_Your objective_.
Output each entry below as it stands, leaving out every picture.

Stored data:

#####

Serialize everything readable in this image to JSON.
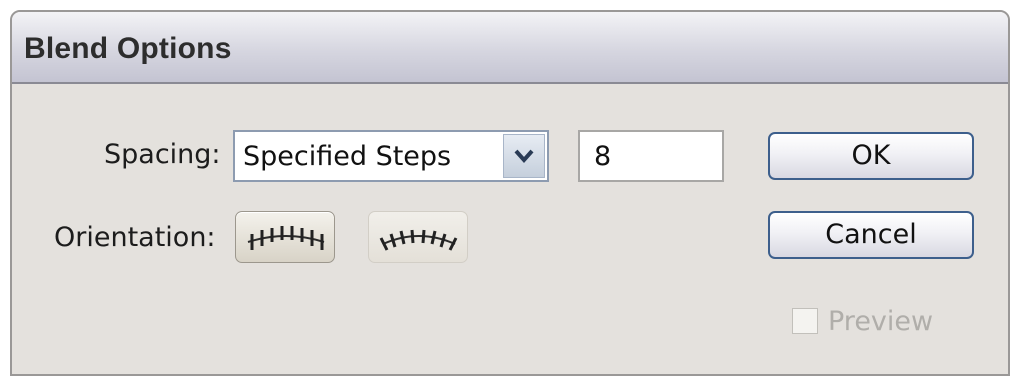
{
  "dialog": {
    "title": "Blend Options"
  },
  "spacing": {
    "label": "Spacing:",
    "selected": "Specified Steps",
    "steps_value": "8"
  },
  "orientation": {
    "label": "Orientation:",
    "options": [
      {
        "icon": "align-to-page-icon",
        "selected": true
      },
      {
        "icon": "align-to-path-icon",
        "selected": false
      }
    ]
  },
  "buttons": {
    "ok": "OK",
    "cancel": "Cancel"
  },
  "preview": {
    "label": "Preview",
    "checked": false,
    "enabled": false
  }
}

#####

_The answer_.
Serialize everything readable in this image to JSON.
{
  "dialog": {
    "title": "Blend Options"
  },
  "spacing": {
    "label": "Spacing:",
    "selected": "Specified Steps",
    "steps_value": "8"
  },
  "orientation": {
    "label": "Orientation:",
    "options": [
      {
        "icon": "align-to-page-icon",
        "selected": true
      },
      {
        "icon": "align-to-path-icon",
        "selected": false
      }
    ]
  },
  "buttons": {
    "ok": "OK",
    "cancel": "Cancel"
  },
  "preview": {
    "label": "Preview",
    "checked": false,
    "enabled": false
  }
}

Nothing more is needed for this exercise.